# Task brief
Say how many lines contain the string "value". Give no other output.

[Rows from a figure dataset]
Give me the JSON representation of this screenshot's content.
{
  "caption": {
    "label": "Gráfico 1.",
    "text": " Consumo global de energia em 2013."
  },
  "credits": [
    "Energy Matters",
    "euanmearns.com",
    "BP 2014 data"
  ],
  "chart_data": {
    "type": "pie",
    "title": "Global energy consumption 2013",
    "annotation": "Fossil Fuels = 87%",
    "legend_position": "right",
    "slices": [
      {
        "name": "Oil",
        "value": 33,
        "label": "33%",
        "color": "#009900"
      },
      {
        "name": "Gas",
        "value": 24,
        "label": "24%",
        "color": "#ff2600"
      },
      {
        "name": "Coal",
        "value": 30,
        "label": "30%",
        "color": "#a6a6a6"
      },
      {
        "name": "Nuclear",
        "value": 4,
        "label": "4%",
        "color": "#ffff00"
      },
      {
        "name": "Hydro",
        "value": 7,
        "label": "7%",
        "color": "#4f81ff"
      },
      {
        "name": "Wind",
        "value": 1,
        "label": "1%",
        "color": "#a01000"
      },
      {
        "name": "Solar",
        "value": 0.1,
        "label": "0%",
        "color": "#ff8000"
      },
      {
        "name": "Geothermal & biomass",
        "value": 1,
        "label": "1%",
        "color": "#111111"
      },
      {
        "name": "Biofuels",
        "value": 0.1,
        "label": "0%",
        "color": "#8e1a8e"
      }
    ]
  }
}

# Answer below
9